— Extracted information —
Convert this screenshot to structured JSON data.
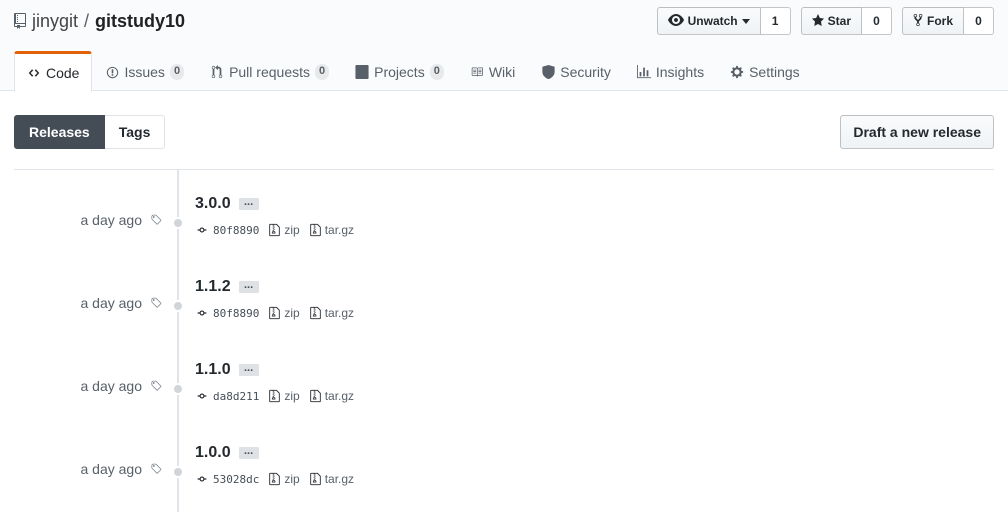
{
  "repo": {
    "owner": "jinygit",
    "separator": "/",
    "name": "gitstudy10"
  },
  "actions": {
    "watch": {
      "label": "Unwatch",
      "count": "1"
    },
    "star": {
      "label": "Star",
      "count": "0"
    },
    "fork": {
      "label": "Fork",
      "count": "0"
    }
  },
  "tabs": [
    {
      "label": "Code",
      "icon": "code-icon",
      "counter": null,
      "selected": true
    },
    {
      "label": "Issues",
      "icon": "issue-icon",
      "counter": "0"
    },
    {
      "label": "Pull requests",
      "icon": "pull-request-icon",
      "counter": "0"
    },
    {
      "label": "Projects",
      "icon": "project-icon",
      "counter": "0"
    },
    {
      "label": "Wiki",
      "icon": "book-icon",
      "counter": null
    },
    {
      "label": "Security",
      "icon": "shield-icon",
      "counter": null
    },
    {
      "label": "Insights",
      "icon": "graph-icon",
      "counter": null
    },
    {
      "label": "Settings",
      "icon": "gear-icon",
      "counter": null
    }
  ],
  "subnav": {
    "releases": "Releases",
    "tags": "Tags",
    "draft_button": "Draft a new release"
  },
  "releases": [
    {
      "time": "a day ago",
      "version": "3.0.0",
      "ellipsis": "...",
      "commit": "80f8890",
      "zip": "zip",
      "targz": "tar.gz"
    },
    {
      "time": "a day ago",
      "version": "1.1.2",
      "ellipsis": "...",
      "commit": "80f8890",
      "zip": "zip",
      "targz": "tar.gz"
    },
    {
      "time": "a day ago",
      "version": "1.1.0",
      "ellipsis": "...",
      "commit": "da8d211",
      "zip": "zip",
      "targz": "tar.gz"
    },
    {
      "time": "a day ago",
      "version": "1.0.0",
      "ellipsis": "...",
      "commit": "53028dc",
      "zip": "zip",
      "targz": "tar.gz"
    }
  ],
  "colors": {
    "accent_tab": "#e36209",
    "link": "#0366d6",
    "selected_subnav": "#444d56"
  }
}
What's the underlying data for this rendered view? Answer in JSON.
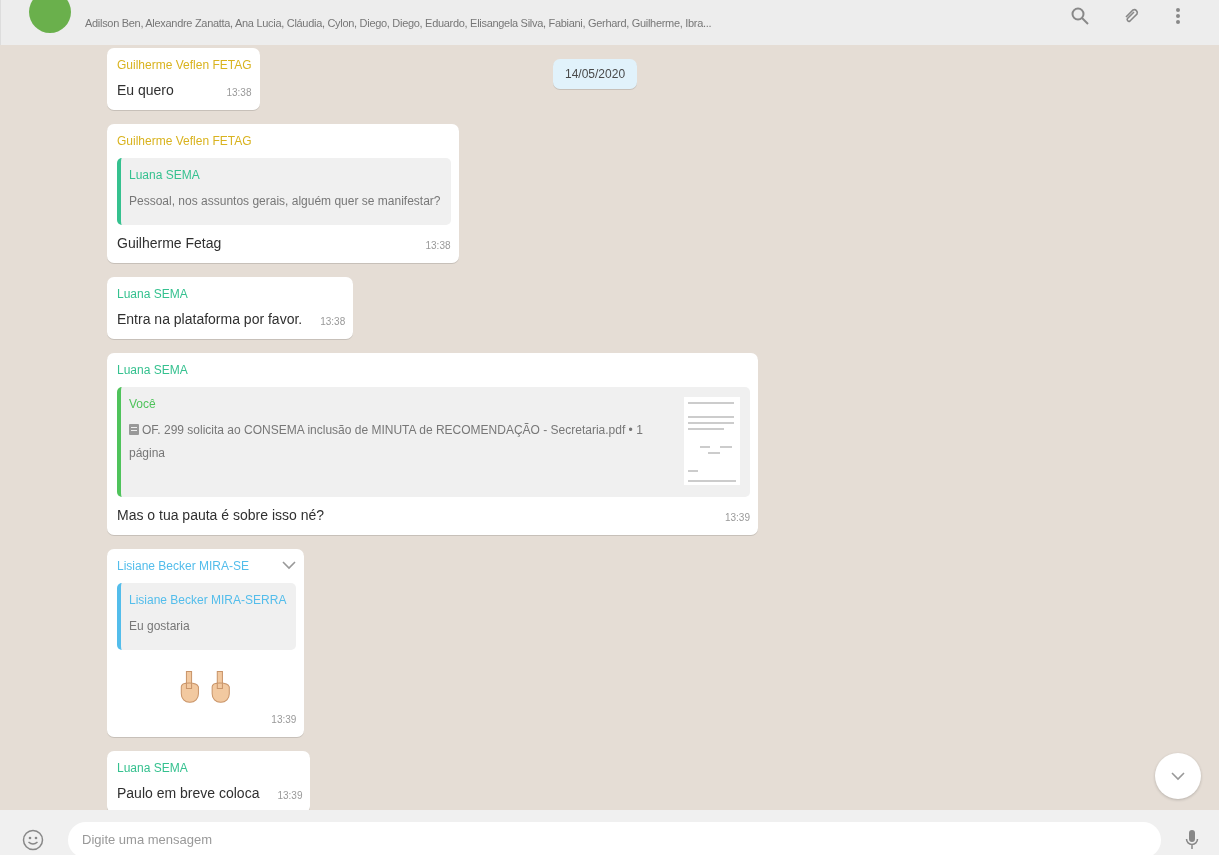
{
  "header": {
    "participants": "Adilson Ben, Alexandre Zanatta, Ana Lucia, Cláudia, Cylon, Diego, Diego, Eduardo, Elisangela Silva, Fabiani, Gerhard, Guilherme, Ibra..."
  },
  "date_chip": "14/05/2020",
  "messages": [
    {
      "kind": "text",
      "sender": "Guilherme Veflen FETAG",
      "color": "#d9b31f",
      "text": "Eu quero",
      "time": "13:38"
    },
    {
      "kind": "quote",
      "sender": "Guilherme Veflen FETAG",
      "color": "#d9b31f",
      "quote": {
        "sender": "Luana SEMA",
        "color": "#35c18f",
        "text": "Pessoal, nos assuntos gerais, alguém quer se manifestar?"
      },
      "text": "Guilherme Fetag",
      "time": "13:38"
    },
    {
      "kind": "text",
      "sender": "Luana SEMA",
      "color": "#35c18f",
      "text": "Entra na plataforma por favor.",
      "time": "13:38"
    },
    {
      "kind": "document_quote",
      "sender": "Luana SEMA",
      "color": "#35c18f",
      "quote": {
        "sender": "Você",
        "color": "#4fc35b",
        "text": "OF. 299 solicita ao CONSEMA inclusão de MINUTA de RECOMENDAÇÃO - Secretaria.pdf • 1 página"
      },
      "text": "Mas o tua pauta é sobre isso né?",
      "time": "13:39"
    },
    {
      "kind": "emoji_quote",
      "sender": "Lisiane Becker MIRA-SE",
      "color": "#53bdeb",
      "quote": {
        "sender": "Lisiane Becker MIRA-SERRA",
        "color": "#53bdeb",
        "text": "Eu gostaria"
      },
      "time": "13:39"
    },
    {
      "kind": "text",
      "sender": "Luana SEMA",
      "color": "#35c18f",
      "text": "Paulo em breve coloca",
      "time": "13:39"
    },
    {
      "kind": "partial"
    }
  ],
  "composer": {
    "placeholder": "Digite uma mensagem"
  }
}
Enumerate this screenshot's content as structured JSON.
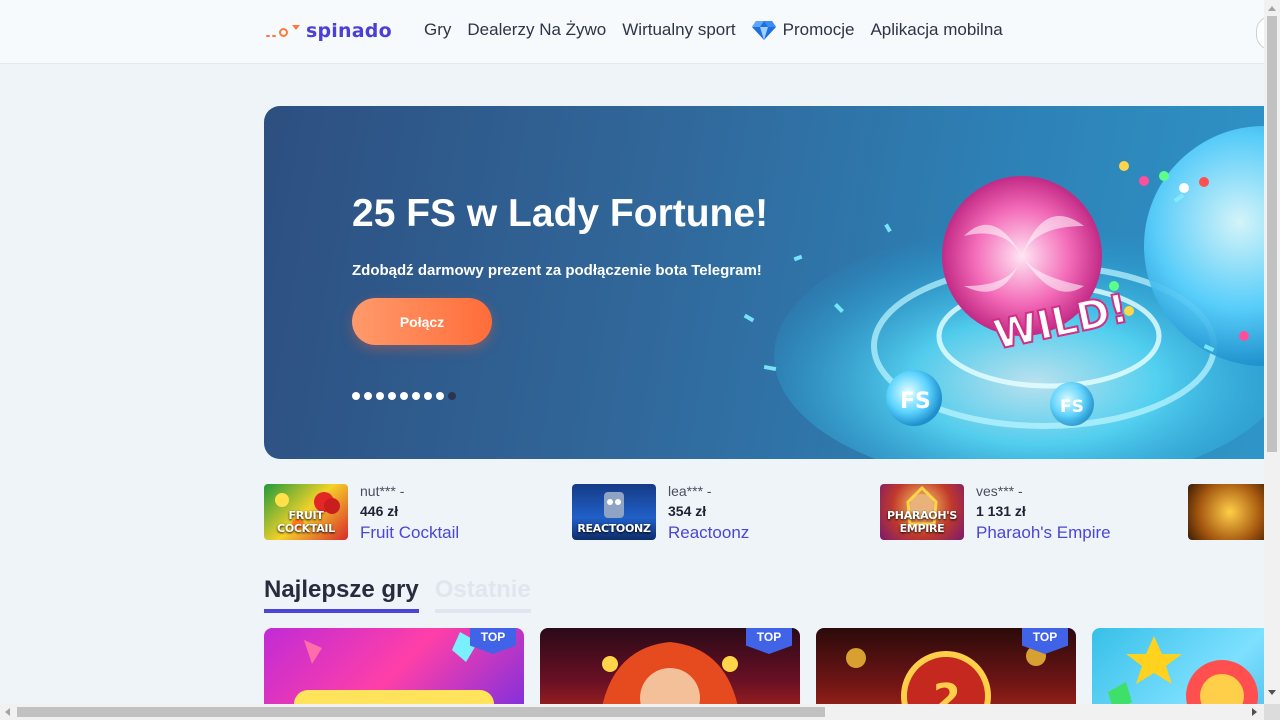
{
  "header": {
    "logo_text": "spinado",
    "nav": [
      {
        "label": "Gry"
      },
      {
        "label": "Dealerzy Na Żywo"
      },
      {
        "label": "Wirtualny sport"
      },
      {
        "label": "Promocje",
        "icon": "diamond-icon"
      },
      {
        "label": "Aplikacja mobilna"
      }
    ]
  },
  "banner": {
    "title": "25 FS w Lady Fortune!",
    "subtitle": "Zdobądź darmowy prezent za podłączenie bota Telegram!",
    "button_label": "Połącz",
    "slides_count": 9,
    "active_slide": 9,
    "art_text_wild": "WILD!",
    "art_text_fs_1": "FS",
    "art_text_fs_2": "FS"
  },
  "winners": [
    {
      "user": "nut*** -",
      "amount": "446 zł",
      "game": "Fruit Cocktail",
      "thumb_text": "FRUIT COCKTAIL"
    },
    {
      "user": "lea*** -",
      "amount": "354 zł",
      "game": "Reactoonz",
      "thumb_text": "REACTOONZ"
    },
    {
      "user": "ves*** -",
      "amount": "1 131 zł",
      "game": "Pharaoh's Empire",
      "thumb_text": "PHARAOH'S EMPIRE"
    },
    {
      "user": "",
      "amount": "",
      "game": "",
      "thumb_text": ""
    }
  ],
  "tabs": [
    {
      "label": "Najlepsze gry",
      "active": true
    },
    {
      "label": "Ostatnie",
      "active": false
    }
  ],
  "games": [
    {
      "badge": "TOP"
    },
    {
      "badge": "TOP"
    },
    {
      "badge": "TOP"
    },
    {
      "badge": ""
    }
  ],
  "colors": {
    "brand": "#4b3fd8",
    "accent_button": "#ff7a45",
    "link": "#4b46d6",
    "badge": "#4163e8"
  }
}
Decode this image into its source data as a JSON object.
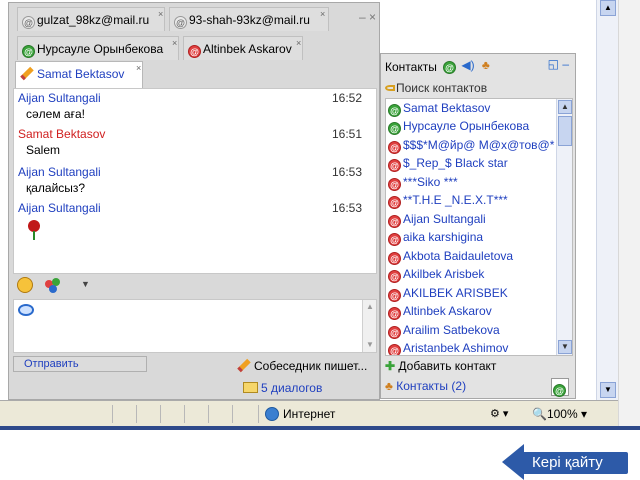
{
  "chat": {
    "tabs_row1": [
      {
        "label": "gulzat_98kz@mail.ru",
        "close": "×"
      },
      {
        "label": "93-shah-93kz@mail.ru",
        "close": "×"
      }
    ],
    "tabs_row2": [
      {
        "label": "Нурсауле Орынбекова",
        "close": "×"
      },
      {
        "label": "Altinbek Askarov",
        "close": "×"
      }
    ],
    "active_tab": {
      "label": "Samat Bektasov",
      "close": "×"
    },
    "minimize": "–",
    "close": "×",
    "messages": [
      {
        "sender": "Aijan Sultangali",
        "time": "16:52",
        "text": "сəлем аға!",
        "color": "#1f3fbf"
      },
      {
        "sender": "Samat Bektasov",
        "time": "16:51",
        "text": "Salem",
        "color": "#d02020"
      },
      {
        "sender": "Aijan Sultangali",
        "time": "16:53",
        "text": "қалайсыз?",
        "color": "#1f3fbf"
      },
      {
        "sender": "Aijan Sultangali",
        "time": "16:53",
        "text": "",
        "color": "#1f3fbf"
      }
    ],
    "send_label": "Отправить",
    "typing_label": "Собеседник пишет...",
    "dialogs_label": "5 диалогов"
  },
  "contacts": {
    "title": "Контакты",
    "search_placeholder": "Поиск контактов",
    "items": [
      {
        "name": "Samat Bektasov",
        "status": "online"
      },
      {
        "name": "Нурсауле Орынбекова",
        "status": "online"
      },
      {
        "name": "$$$*М@йр@ М@х@тов@*",
        "status": "offline"
      },
      {
        "name": "$_Rep_$ Black star",
        "status": "offline"
      },
      {
        "name": "***Siko ***",
        "status": "offline"
      },
      {
        "name": "**T.H.E _N.E.X.T***",
        "status": "offline"
      },
      {
        "name": "Aijan Sultangali",
        "status": "offline"
      },
      {
        "name": "aika karshigina",
        "status": "offline"
      },
      {
        "name": "Akbota Baidauletova",
        "status": "offline"
      },
      {
        "name": "Akilbek Arisbek",
        "status": "offline"
      },
      {
        "name": "AKILBEK ARISBEK",
        "status": "offline"
      },
      {
        "name": "Altinbek Askarov",
        "status": "offline"
      },
      {
        "name": "Arailim Satbekova",
        "status": "offline"
      },
      {
        "name": "Aristanbek Ashimov",
        "status": "offline"
      }
    ],
    "add_label": "Добавить контакт",
    "tab_label": "Контакты",
    "tab_count": "(2)"
  },
  "browser": {
    "zone_label": "Интернет",
    "zoom_label": "100%"
  },
  "back_button": {
    "label": "Кері қайту"
  },
  "colors": {
    "online": "#3aa33a",
    "offline": "#e04040",
    "link": "#1f3fbf",
    "back": "#2d5aa8"
  }
}
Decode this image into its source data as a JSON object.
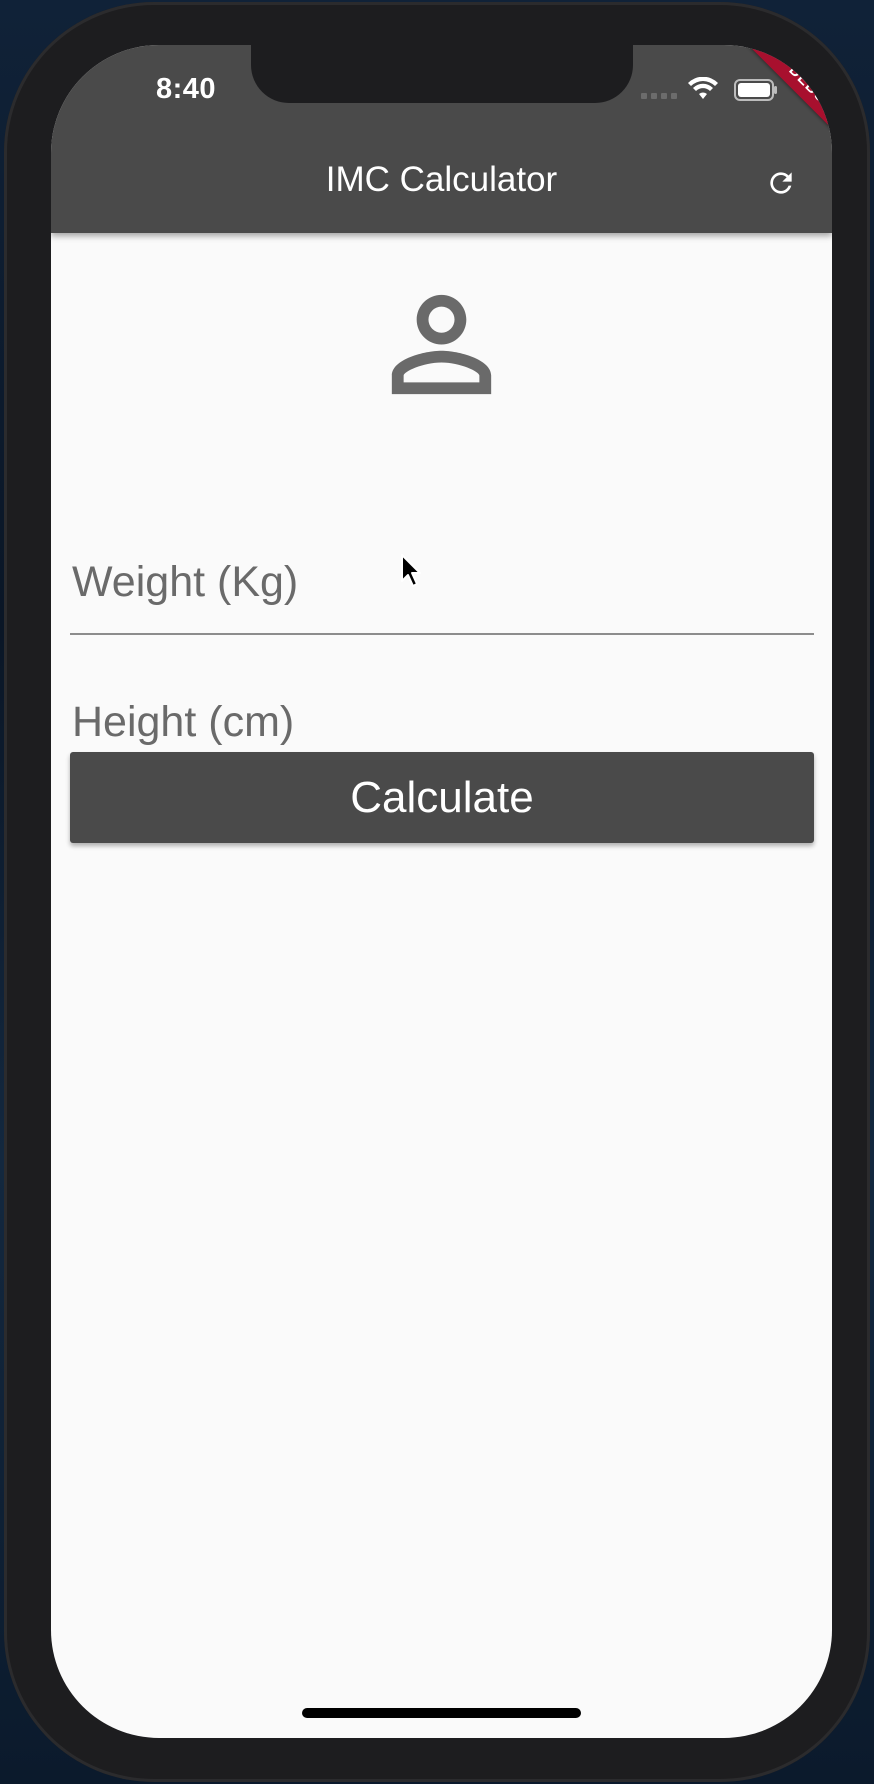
{
  "status_bar": {
    "time": "8:40",
    "icons": [
      "cellular-signal-icon",
      "wifi-icon",
      "battery-icon"
    ]
  },
  "debug_banner": {
    "label": "DEBUG",
    "color": "#a8102e"
  },
  "app_bar": {
    "title": "IMC Calculator",
    "action_icon": "refresh-icon",
    "background": "#4a4a4a"
  },
  "header_icon": "person-outline-icon",
  "form": {
    "weight": {
      "placeholder": "Weight (Kg)",
      "value": ""
    },
    "height": {
      "placeholder": "Height (cm)",
      "value": ""
    },
    "calculate_label": "Calculate"
  },
  "colors": {
    "primary": "#4a4a4a",
    "background": "#fafafa",
    "icon_grey": "#6a6a6a"
  }
}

— Given request —
Which lines of the data above contain "Altinbek"? Copy each one.

— Result for this task —
        "label": "Altinbek Askarov",
        "name": "Altinbek Askarov",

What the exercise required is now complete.